Extracted entries Block Start
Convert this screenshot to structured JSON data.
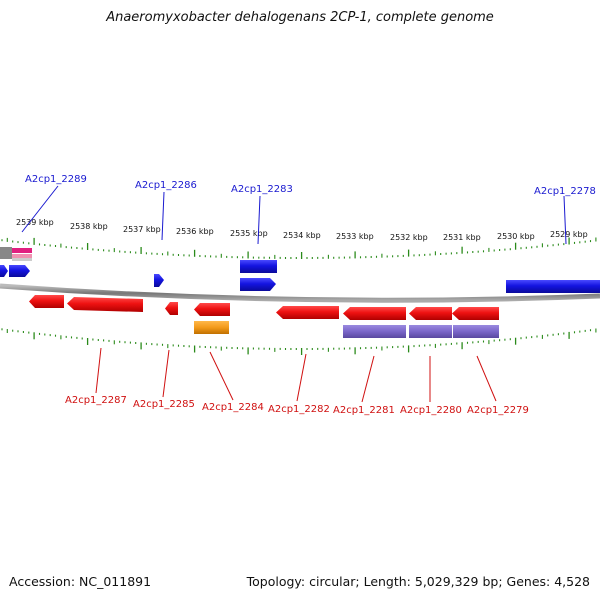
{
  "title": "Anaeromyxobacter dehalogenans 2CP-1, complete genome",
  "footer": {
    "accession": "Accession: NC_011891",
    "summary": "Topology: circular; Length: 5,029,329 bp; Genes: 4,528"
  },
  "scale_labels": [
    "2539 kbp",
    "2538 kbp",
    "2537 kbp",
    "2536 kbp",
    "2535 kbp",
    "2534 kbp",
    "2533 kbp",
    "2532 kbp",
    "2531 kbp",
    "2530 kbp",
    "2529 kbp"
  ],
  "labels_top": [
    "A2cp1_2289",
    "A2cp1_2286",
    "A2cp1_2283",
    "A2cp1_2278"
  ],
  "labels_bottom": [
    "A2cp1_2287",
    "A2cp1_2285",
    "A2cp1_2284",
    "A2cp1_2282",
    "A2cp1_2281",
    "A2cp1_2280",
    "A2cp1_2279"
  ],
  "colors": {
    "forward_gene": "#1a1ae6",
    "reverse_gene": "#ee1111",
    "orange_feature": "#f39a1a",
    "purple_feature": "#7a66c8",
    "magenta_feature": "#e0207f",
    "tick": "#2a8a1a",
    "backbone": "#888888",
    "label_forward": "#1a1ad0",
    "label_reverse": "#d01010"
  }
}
Extracted entries Block End
**What is expected**
An exact copy of the data is required, with the pictures excluded.

**Written reply**
Convert this screenshot to structured JSON data.
{
  "title": "Anaeromyxobacter dehalogenans 2CP-1, complete genome",
  "footer": {
    "accession": "Accession: NC_011891",
    "summary": "Topology: circular; Length: 5,029,329 bp; Genes: 4,528"
  },
  "scale_labels": [
    "2539 kbp",
    "2538 kbp",
    "2537 kbp",
    "2536 kbp",
    "2535 kbp",
    "2534 kbp",
    "2533 kbp",
    "2532 kbp",
    "2531 kbp",
    "2530 kbp",
    "2529 kbp"
  ],
  "labels_top": [
    "A2cp1_2289",
    "A2cp1_2286",
    "A2cp1_2283",
    "A2cp1_2278"
  ],
  "labels_bottom": [
    "A2cp1_2287",
    "A2cp1_2285",
    "A2cp1_2284",
    "A2cp1_2282",
    "A2cp1_2281",
    "A2cp1_2280",
    "A2cp1_2279"
  ],
  "colors": {
    "forward_gene": "#1a1ae6",
    "reverse_gene": "#ee1111",
    "orange_feature": "#f39a1a",
    "purple_feature": "#7a66c8",
    "magenta_feature": "#e0207f",
    "tick": "#2a8a1a",
    "backbone": "#888888",
    "label_forward": "#1a1ad0",
    "label_reverse": "#d01010"
  }
}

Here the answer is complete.